=== Goal ===
Copy every line of the data in which the word "number" occurs.

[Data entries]

——————————

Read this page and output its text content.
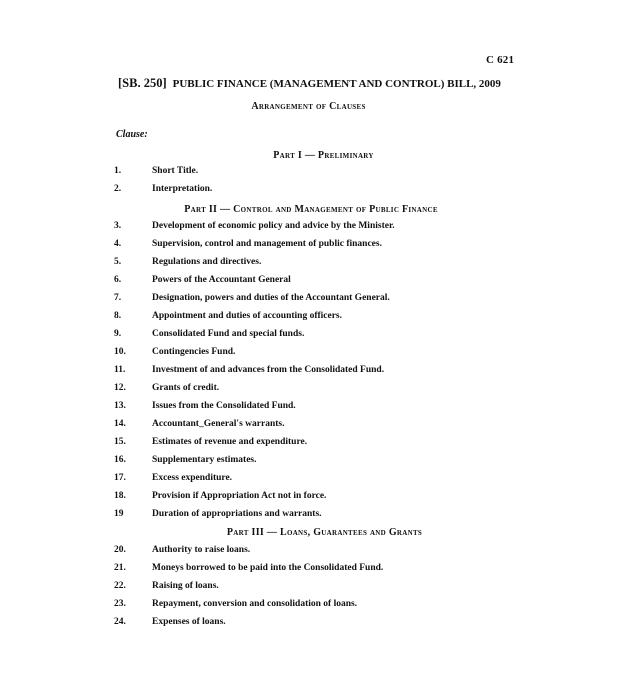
C 621
[SB. 250] PUBLIC FINANCE (MANAGEMENT AND CONTROL) BILL, 2009
Arrangement of Clauses
Clause:
Part I — Preliminary
1.	Short Title.
2.	Interpretation.
Part II — Control and Management of Public Finance
3.	Development of economic policy and advice by the Minister.
4.	Supervision, control and management of public finances.
5.	Regulations and directives.
6.	Powers of the Accountant General
7.	Designation, powers and duties of the Accountant General.
8.	Appointment and duties of accounting officers.
9.	Consolidated Fund and special funds.
10.	Contingencies Fund.
11.	Investment of and advances from the Consolidated Fund.
12.	Grants of credit.
13.	Issues from the Consolidated Fund.
14.	Accountant_General's warrants.
15.	Estimates of revenue and expenditure.
16.	Supplementary estimates.
17.	Excess expenditure.
18.	Provision if Appropriation Act not in force.
19	Duration of appropriations and warrants.
Part III — Loans, Guarantees and Grants
20.	Authority to raise loans.
21.	Moneys borrowed to be paid into the Consolidated Fund.
22.	Raising of loans.
23.	Repayment, conversion and consolidation of loans.
24.	Expenses of loans.
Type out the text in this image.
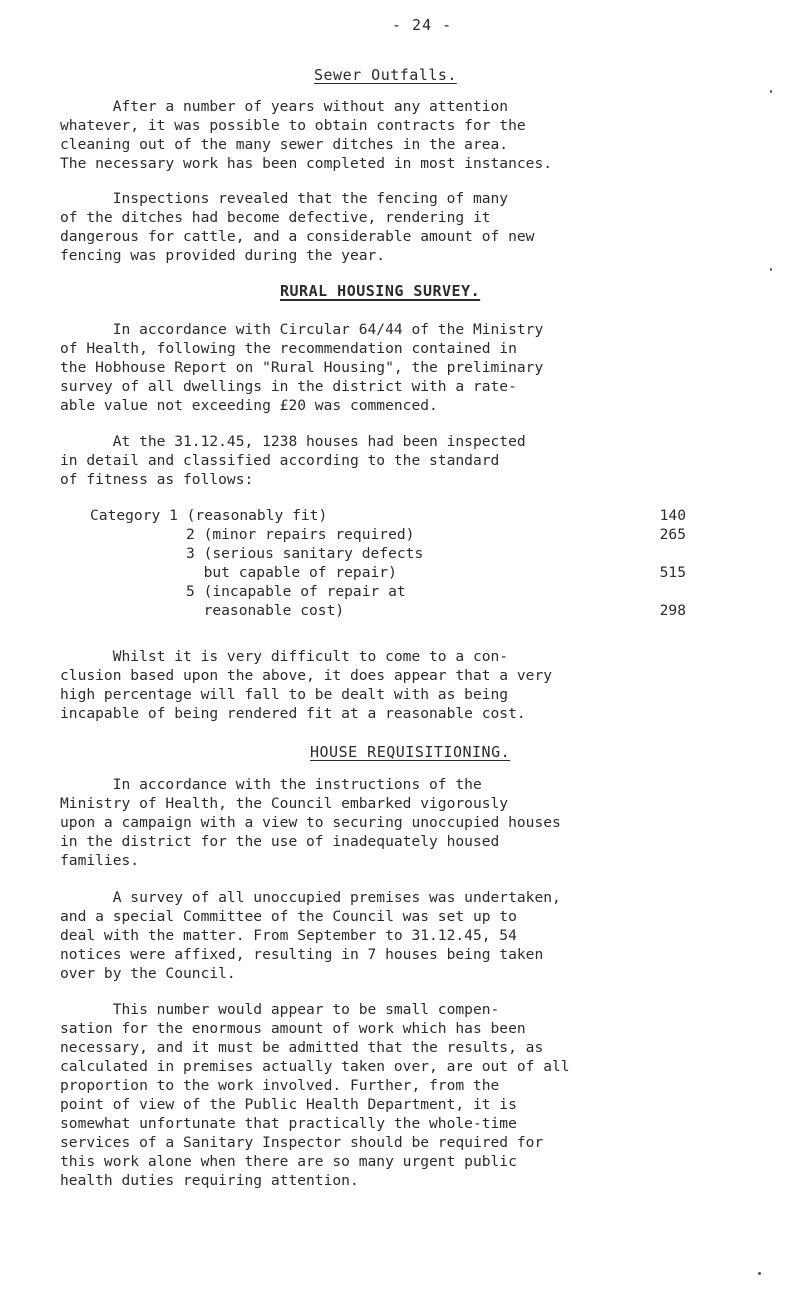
- 24 -
Sewer Outfalls.
After a number of years without any attention
whatever, it was possible to obtain contracts for the
cleaning out of the many sewer ditches in the area.
The necessary work has been completed in most instances.
Inspections revealed that the fencing of many
of the ditches had become defective, rendering it
dangerous for cattle, and a considerable amount of new
fencing was provided during the year.
RURAL HOUSING SURVEY.
In accordance with Circular 64/44 of the Ministry
of Health, following the recommendation contained in
the Hobhouse Report on "Rural Housing", the preliminary
survey of all dwellings in the district with a rate-
able value not exceeding £20 was commenced.
At the 31.12.45, 1238 houses had been inspected
in detail and classified according to the standard
of fitness as follows:
Category 1 (reasonably fit)	140
2 (minor repairs required)	265
3 (serious sanitary defects
but capable of repair)	515
5 (incapable of repair at
reasonable cost)	298
Whilst it is very difficult to come to a con-
clusion based upon the above, it does appear that a very
high percentage will fall to be dealt with as being
incapable of being rendered fit at a reasonable cost.
HOUSE REQUISITIONING.
In accordance with the instructions of the
Ministry of Health, the Council embarked vigorously
upon a campaign with a view to securing unoccupied houses
in the district for the use of inadequately housed
families.
A survey of all unoccupied premises was undertaken,
and a special Committee of the Council was set up to
deal with the matter. From September to 31.12.45, 54
notices were affixed, resulting in 7 houses being taken
over by the Council.
This number would appear to be small compen-
sation for the enormous amount of work which has been
necessary, and it must be admitted that the results, as
calculated in premises actually taken over, are out of all
proportion to the work involved. Further, from the
point of view of the Public Health Department, it is
somewhat unfortunate that practically the whole-time
services of a Sanitary Inspector should be required for
this work alone when there are so many urgent public
health duties requiring attention.
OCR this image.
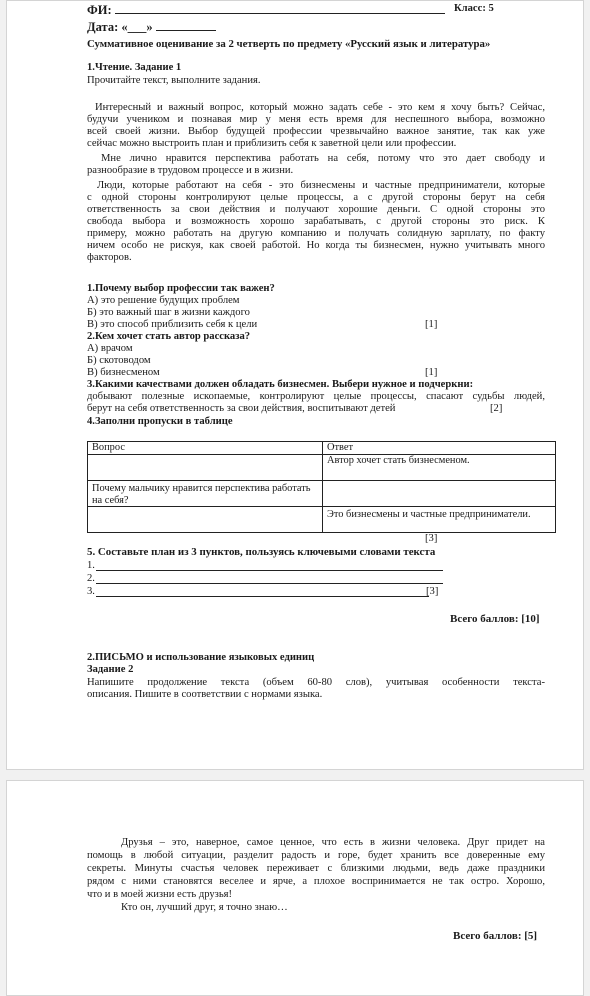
ФИ:	Класс: 5
Дата: «___»
Суммативное оценивание за 2 четверть по предмету «Русский язык и литература»
1.Чтение. Задание 1
Прочитайте текст, выполните задания.
Интересный и важный вопрос, который можно задать себе - это кем я хочу быть? Сейчас,
будучи учеником и познавая мир у меня есть время для неспешного выбора, возможно
всей своей жизни. Выбор будущей профессии чрезвычайно важное занятие, так как уже
сейчас можно выстроить план и приблизить себя к заветной цели или профессии.
Мне лично нравится перспектива работать на себя, потому что это дает свободу и
разнообразие в трудовом процессе и в жизни.
Люди, которые работают на себя - это бизнесмены и частные предприниматели, которые
с одной стороны контролируют целые процессы, а с другой стороны берут на себя
ответственность за свои действия и получают хорошие деньги. С одной стороны это
свобода выбора и возможность хорошо зарабатывать, с другой стороны это риск. К
примеру, можно работать на другую компанию и получать солидную зарплату, по факту
ничем особо не рискуя, как своей работой. Но когда ты бизнесмен, нужно учитывать много
факторов.
1.Почему выбор профессии так важен?
А) это решение будущих проблем
Б) это важный шаг в жизни каждого
В) это способ приблизить себя к цели	[1]
2.Кем хочет стать автор рассказа?
А) врачом
Б) скотоводом
В) бизнесменом	[1]
3.Какими качествами должен обладать бизнесмен. Выбери нужное и подчеркни:
добывают полезные ископаемые, контролируют целые процессы, спасают судьбы людей,
берут на себя ответственность за свои действия, воспитывают детей	[2]
4.Заполни пропуски в таблице
Вопрос	Ответ
	Автор хочет стать бизнесменом.
Почему мальчику нравится перспектива работать на себя?	
	Это бизнесмены и частные предприниматели.
[3]
5. Составьте план из 3 пунктов, пользуясь ключевыми словами текста
1.
2.
3.	[3]
Всего баллов: [10]
2.ПИСЬМО и использование языковых единиц
Задание 2
Напишите продолжение текста (объем 60-80 слов), учитывая особенности текста-
описания. Пишите в соответствии с нормами языка.
Друзья – это, наверное, самое ценное, что есть в жизни человека. Друг придет на
помощь в любой ситуации, разделит радость и горе, будет хранить все доверенные ему
секреты. Минуты счастья человек переживает с близкими людьми, ведь даже праздники
рядом с ними становятся веселее и ярче, а плохое воспринимается не так остро. Хорошо,
что и в моей жизни есть друзья!
Кто он, лучший друг, я точно знаю…
Всего баллов: [5]
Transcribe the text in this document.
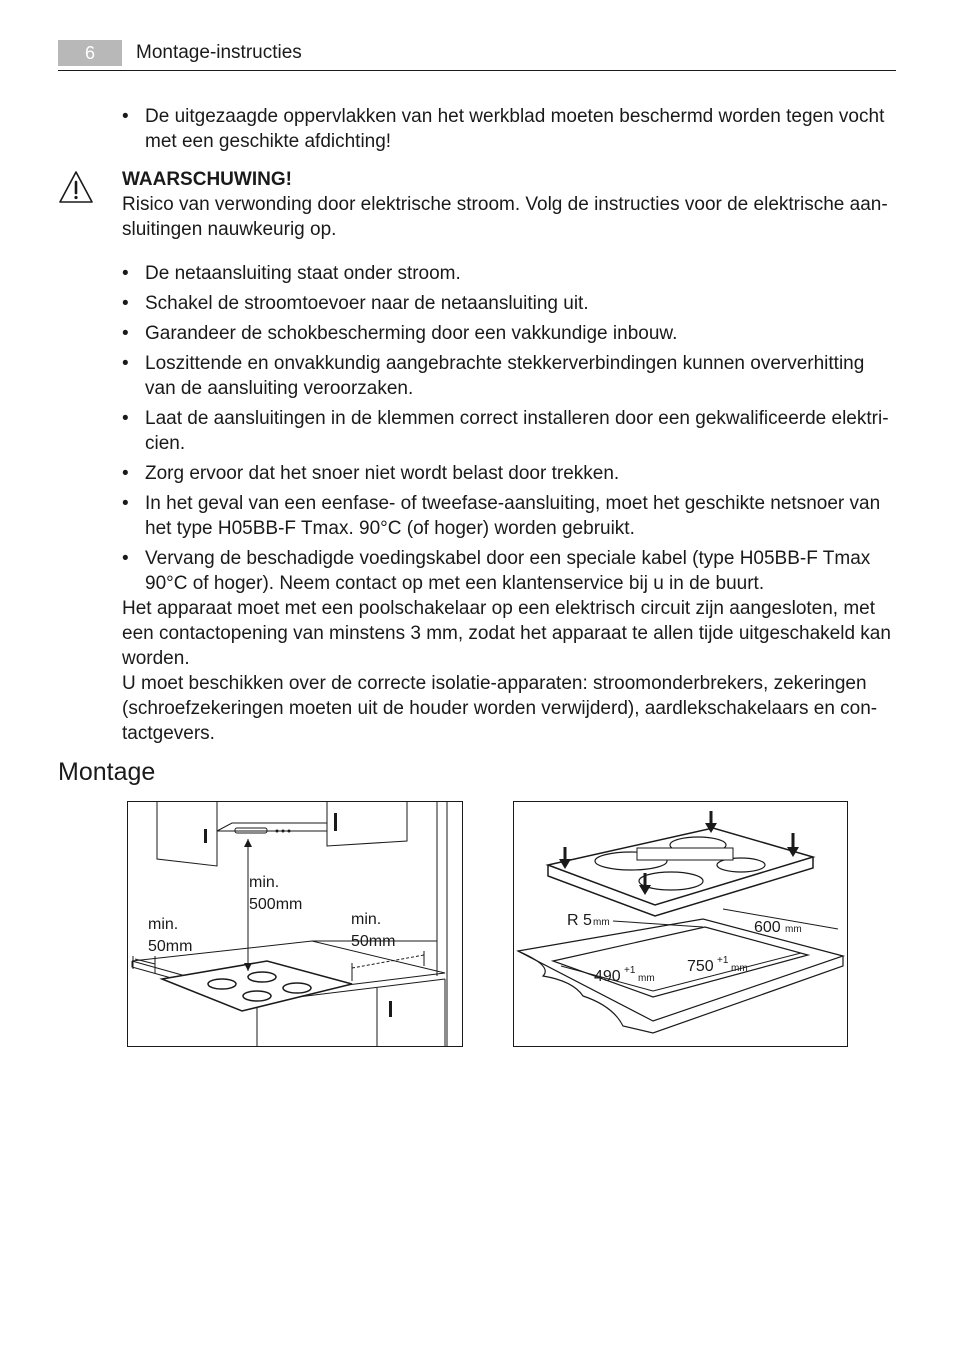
6	Montage-instructies
• De uitgezaagde oppervlakken van het werkblad moeten beschermd worden tegen vocht met een geschikte afdichting!
WAARSCHUWING!
Risico van verwonding door elektrische stroom. Volg de instructies voor de elektrische aan-sluitingen nauwkeurig op.
• De netaansluiting staat onder stroom.
• Schakel de stroomtoevoer naar de netaansluiting uit.
• Garandeer de schokbescherming door een vakkundige inbouw.
• Loszittende en onvakkundig aangebrachte stekkerverbindingen kunnen oververhitting van de aansluiting veroorzaken.
• Laat de aansluitingen in de klemmen correct installeren door een gekwalificeerde elektri-cien.
• Zorg ervoor dat het snoer niet wordt belast door trekken.
• In het geval van een eenfase- of tweefase-aansluiting, moet het geschikte netsnoer van het type H05BB-F Tmax. 90°C (of hoger) worden gebruikt.
• Vervang de beschadigde voedingskabel door een speciale kabel (type H05BB-F Tmax 90°C of hoger). Neem contact op met een klantenservice bij u in de buurt.
Het apparaat moet met een poolschakelaar op een elektrisch circuit zijn aangesloten, met een contactopening van minstens 3 mm, zodat het apparaat te allen tijde uitgeschakeld kan worden.
U moet beschikken over de correcte isolatie-apparaten: stroomonderbrekers, zekeringen (schroefzekeringen moeten uit de houder worden verwijderd), aardlekschakelaars en con-tactgevers.
Montage
min.
500mm
min.
50mm
min.
50mm
R 5 mm	600 mm
750 +1
mm
490 +1
mm
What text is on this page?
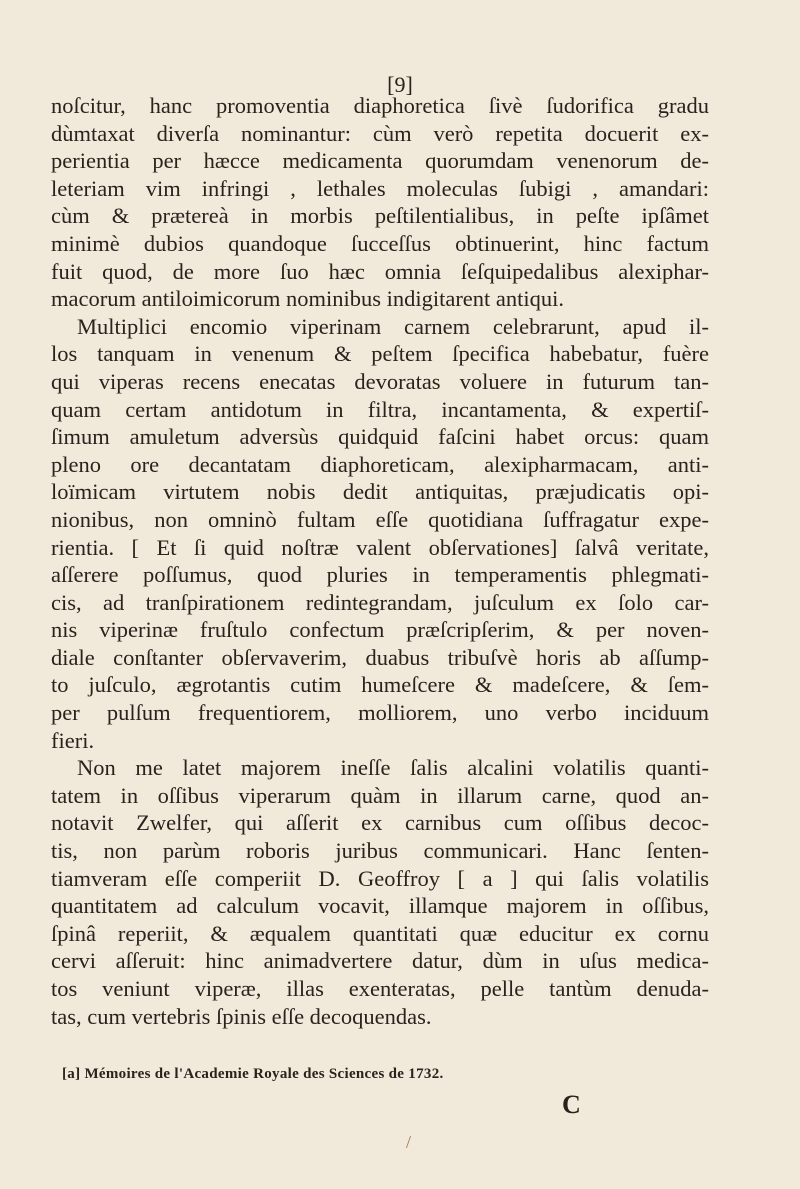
[9]
noſcitur, hanc promoventia diaphoretica ſivè ſudorifica gradu
dùmtaxat diverſa nominantur: cùm verò repetita docuerit ex-
perientia per hæcce medicamenta quorumdam venenorum de-
leteriam vim infringi , lethales moleculas ſubigi , amandari:
cùm & prætereà in morbis peſtilentialibus, in peſte ipſâmet
minimè dubios quandoque ſucceſſus obtinuerint, hinc factum
fuit quod, de more ſuo hæc omnia ſeſquipedalibus alexiphar-
macorum antiloimicorum nominibus indigitarent antiqui.
Multiplici encomio viperinam carnem celebrarunt, apud il-
los tanquam in venenum & peſtem ſpecifica habebatur, fuère
qui viperas recens enecatas devoratas voluere in futurum tan-
quam certam antidotum in filtra, incantamenta, & expertiſ-
ſimum amuletum adversùs quidquid faſcini habet orcus: quam
pleno ore decantatam diaphoreticam, alexipharmacam, anti-
loïmicam virtutem nobis dedit antiquitas, præjudicatis opi-
nionibus, non omninò fultam eſſe quotidiana ſuffragatur expe-
rientia. [ Et ſi quid noſtræ valent obſervationes] ſalvâ veritate,
aſſerere poſſumus, quod pluries in temperamentis phlegmati-
cis, ad tranſpirationem redintegrandam, juſculum ex ſolo car-
nis viperinæ fruſtulo confectum præſcripſerim, & per noven-
diale conſtanter obſervaverim, duabus tribuſvè horis ab aſſump-
to juſculo, ægrotantis cutim humeſcere & madeſcere, & ſem-
per pulſum frequentiorem, molliorem, uno verbo inciduum
fieri.
Non me latet majorem ineſſe ſalis alcalini volatilis quanti-
tatem in oſſibus viperarum quàm in illarum carne, quod an-
notavit Zwelfer, qui aſſerit ex carnibus cum oſſibus decoc-
tis, non parùm roboris juribus communicari. Hanc ſenten-
tiamveram eſſe comperiit D. Geoffroy [ a ] qui ſalis volatilis
quantitatem ad calculum vocavit, illamque majorem in oſſibus,
ſpinâ reperiit, & æqualem quantitati quæ educitur ex cornu
cervi aſſeruit: hinc animadvertere datur, dùm in uſus medica-
tos veniunt viperæ, illas exenteratas, pelle tantùm denuda-
tas, cum vertebris ſpinis eſſe decoquendas.
[a] Mémoires de l'Academie Royale des Sciences de 1732.
C
/
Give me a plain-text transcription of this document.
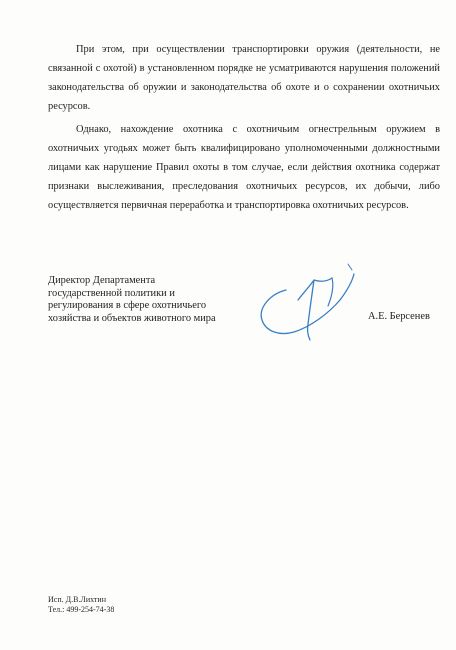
При этом, при осуществлении транспортировки оружия (деятельности, не связанной с охотой) в установленном порядке не усматриваются нарушения положений законодательства об оружии и законодательства об охоте и о сохранении охотничьих ресурсов.

Однако, нахождение охотника с охотничьим огнестрельным оружием в охотничьих угодьях может быть квалифицировано уполномоченными должностными лицами как нарушение Правил охоты в том случае, если действия охотника содержат признаки выслеживания, преследования охотничьих ресурсов, их добычи, либо осуществляется первичная переработка и транспортировка охотничьих ресурсов.

Директор Департамента
государственной политики и
регулирования в сфере охотничьего
хозяйства и объектов животного мира	А.Е. Берсенев
Исп. Д.В.Лихтин
Тел.: 499-254-74-38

——————————

=== Reply to the task ===
After a number of years without any attention
This number would appear to be small compen-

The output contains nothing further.